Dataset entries
══════════════════════════════

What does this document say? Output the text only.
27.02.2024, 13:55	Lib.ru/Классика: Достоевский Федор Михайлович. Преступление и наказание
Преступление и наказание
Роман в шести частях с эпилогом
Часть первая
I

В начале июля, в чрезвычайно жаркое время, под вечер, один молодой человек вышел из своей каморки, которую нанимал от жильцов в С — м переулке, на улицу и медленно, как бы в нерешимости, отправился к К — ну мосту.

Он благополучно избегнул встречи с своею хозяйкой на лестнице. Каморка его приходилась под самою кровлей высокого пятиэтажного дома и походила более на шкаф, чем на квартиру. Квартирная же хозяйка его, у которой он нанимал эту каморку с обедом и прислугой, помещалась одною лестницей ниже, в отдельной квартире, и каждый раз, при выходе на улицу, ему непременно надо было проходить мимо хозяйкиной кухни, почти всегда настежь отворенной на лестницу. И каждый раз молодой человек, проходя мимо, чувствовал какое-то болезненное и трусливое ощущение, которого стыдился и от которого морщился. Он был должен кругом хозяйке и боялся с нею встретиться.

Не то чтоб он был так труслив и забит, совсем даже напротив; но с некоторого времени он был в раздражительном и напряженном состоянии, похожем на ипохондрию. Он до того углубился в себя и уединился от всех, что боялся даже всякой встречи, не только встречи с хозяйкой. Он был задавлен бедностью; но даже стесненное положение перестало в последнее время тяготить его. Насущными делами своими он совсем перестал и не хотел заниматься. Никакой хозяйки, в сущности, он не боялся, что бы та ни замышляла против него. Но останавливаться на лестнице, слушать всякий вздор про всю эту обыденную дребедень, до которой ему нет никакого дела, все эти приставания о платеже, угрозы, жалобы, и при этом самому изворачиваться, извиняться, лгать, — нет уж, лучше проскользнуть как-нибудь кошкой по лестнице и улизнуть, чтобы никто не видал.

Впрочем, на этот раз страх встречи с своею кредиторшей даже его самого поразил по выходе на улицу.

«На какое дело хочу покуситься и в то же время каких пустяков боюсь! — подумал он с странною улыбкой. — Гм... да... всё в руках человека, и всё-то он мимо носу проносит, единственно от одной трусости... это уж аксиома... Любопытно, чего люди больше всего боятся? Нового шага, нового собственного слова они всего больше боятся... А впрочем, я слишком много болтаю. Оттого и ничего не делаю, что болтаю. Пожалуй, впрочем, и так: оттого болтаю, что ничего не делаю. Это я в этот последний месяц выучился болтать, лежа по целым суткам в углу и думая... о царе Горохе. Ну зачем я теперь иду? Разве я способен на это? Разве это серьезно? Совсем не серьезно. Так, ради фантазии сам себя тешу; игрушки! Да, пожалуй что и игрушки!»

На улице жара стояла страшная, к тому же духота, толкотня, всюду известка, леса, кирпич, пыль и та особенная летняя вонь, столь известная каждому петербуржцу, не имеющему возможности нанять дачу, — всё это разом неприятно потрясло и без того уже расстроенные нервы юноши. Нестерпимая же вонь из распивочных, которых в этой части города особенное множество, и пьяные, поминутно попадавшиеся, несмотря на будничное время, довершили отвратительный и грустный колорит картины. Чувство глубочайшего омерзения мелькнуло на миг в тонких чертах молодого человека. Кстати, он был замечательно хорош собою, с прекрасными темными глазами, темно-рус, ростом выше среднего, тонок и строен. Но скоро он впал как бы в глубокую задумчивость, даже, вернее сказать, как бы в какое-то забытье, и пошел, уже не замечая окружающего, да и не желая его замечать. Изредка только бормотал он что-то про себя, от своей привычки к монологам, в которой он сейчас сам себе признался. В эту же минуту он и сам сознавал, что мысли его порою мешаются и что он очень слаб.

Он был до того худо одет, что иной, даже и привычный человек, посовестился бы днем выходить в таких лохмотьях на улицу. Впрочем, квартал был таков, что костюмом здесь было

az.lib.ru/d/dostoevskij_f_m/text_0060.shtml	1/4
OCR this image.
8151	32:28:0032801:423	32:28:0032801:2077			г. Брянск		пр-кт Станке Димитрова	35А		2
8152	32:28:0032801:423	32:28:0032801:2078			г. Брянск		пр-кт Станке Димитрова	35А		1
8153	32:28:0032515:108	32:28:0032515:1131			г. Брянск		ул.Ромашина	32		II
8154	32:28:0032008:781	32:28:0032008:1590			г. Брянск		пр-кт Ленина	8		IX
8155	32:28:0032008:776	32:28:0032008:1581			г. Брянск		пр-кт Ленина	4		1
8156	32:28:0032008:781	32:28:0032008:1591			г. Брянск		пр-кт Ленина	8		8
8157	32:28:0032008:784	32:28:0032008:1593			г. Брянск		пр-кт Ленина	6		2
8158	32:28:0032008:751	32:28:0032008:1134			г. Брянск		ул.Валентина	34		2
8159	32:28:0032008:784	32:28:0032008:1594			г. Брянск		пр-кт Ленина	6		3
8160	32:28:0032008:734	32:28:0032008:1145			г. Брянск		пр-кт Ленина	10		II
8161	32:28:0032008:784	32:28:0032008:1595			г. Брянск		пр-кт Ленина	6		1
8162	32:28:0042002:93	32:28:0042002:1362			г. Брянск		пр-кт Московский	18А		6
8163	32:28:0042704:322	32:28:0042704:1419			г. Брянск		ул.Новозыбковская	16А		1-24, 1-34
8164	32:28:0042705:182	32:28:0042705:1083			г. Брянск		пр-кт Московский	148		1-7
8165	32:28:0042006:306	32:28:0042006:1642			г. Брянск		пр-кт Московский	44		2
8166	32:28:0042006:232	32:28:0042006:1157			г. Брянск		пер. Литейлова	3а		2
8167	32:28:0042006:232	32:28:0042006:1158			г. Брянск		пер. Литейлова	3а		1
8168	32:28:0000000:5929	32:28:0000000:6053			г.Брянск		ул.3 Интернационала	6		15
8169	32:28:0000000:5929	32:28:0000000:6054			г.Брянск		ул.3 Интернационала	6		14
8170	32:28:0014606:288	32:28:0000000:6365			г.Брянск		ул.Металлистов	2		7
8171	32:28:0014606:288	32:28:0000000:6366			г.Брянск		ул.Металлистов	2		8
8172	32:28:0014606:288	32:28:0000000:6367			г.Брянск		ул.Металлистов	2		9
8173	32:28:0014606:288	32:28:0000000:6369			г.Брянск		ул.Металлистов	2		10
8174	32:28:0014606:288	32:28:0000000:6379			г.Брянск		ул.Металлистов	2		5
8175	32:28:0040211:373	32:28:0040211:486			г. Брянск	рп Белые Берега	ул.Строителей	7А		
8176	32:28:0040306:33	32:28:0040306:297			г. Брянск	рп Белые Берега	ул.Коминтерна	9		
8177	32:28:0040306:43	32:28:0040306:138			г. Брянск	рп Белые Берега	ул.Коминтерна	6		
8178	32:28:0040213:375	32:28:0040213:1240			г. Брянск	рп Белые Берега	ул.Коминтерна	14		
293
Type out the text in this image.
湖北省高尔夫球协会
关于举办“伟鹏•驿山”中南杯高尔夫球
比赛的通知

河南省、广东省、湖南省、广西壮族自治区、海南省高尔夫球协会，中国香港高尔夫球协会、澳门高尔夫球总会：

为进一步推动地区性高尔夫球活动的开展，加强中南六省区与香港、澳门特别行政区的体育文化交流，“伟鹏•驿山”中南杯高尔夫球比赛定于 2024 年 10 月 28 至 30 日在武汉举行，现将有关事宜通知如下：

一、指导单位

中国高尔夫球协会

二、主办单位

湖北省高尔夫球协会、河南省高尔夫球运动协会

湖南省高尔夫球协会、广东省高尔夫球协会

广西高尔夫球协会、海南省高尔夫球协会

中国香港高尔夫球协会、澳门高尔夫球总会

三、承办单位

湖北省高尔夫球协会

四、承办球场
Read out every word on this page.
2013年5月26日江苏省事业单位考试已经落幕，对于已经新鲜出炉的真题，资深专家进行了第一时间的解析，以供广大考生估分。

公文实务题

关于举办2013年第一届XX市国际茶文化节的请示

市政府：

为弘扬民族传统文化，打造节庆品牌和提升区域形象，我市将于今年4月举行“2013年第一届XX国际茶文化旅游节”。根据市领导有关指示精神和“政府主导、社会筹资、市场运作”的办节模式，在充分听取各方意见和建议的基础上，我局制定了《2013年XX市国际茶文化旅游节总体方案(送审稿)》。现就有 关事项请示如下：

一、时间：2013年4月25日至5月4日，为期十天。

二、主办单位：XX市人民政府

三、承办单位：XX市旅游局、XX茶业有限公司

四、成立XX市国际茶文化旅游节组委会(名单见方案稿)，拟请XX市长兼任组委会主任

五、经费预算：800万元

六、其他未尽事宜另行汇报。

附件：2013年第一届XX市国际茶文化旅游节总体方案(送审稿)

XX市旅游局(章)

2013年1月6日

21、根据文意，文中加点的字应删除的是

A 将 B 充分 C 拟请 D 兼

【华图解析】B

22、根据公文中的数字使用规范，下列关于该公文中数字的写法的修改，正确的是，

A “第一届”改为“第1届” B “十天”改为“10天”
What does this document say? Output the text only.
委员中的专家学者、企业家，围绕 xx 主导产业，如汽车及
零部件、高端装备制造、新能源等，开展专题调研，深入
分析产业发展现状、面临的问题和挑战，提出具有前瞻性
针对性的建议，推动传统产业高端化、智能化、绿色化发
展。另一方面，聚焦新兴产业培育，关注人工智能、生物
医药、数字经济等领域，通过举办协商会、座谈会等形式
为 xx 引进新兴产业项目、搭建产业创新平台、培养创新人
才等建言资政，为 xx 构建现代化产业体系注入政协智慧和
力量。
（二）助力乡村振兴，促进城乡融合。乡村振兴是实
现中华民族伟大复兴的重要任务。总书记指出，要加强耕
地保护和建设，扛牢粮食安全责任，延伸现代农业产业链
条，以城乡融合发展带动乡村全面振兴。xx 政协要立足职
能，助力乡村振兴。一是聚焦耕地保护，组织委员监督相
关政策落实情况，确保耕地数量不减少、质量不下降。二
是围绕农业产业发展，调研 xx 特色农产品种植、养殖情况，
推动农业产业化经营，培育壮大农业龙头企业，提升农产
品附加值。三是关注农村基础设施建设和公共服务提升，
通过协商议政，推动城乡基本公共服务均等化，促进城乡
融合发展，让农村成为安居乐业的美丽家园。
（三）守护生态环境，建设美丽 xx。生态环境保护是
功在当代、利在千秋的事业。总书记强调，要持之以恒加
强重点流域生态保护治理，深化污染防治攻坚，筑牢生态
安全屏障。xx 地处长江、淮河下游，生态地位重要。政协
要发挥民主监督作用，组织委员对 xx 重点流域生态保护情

══════════════════════════════

WRITTEN TASK:
Using the data above, copy each line that contains "Берега".

RESULT FOR THIS TASK:
8175	32:28:0040211:373	32:28:0040211:486			г. Брянск	рп Белые Берега	ул.Строителей	7А		
8176	32:28:0040306:33	32:28:0040306:297			г. Брянск	рп Белые Берега	ул.Коминтерна	9		
8177	32:28:0040306:43	32:28:0040306:138			г. Брянск	рп Белые Берега	ул.Коминтерна	6		
8178	32:28:0040213:375	32:28:0040213:1240			г. Брянск	рп Белые Берега	ул.Коминтерна	14		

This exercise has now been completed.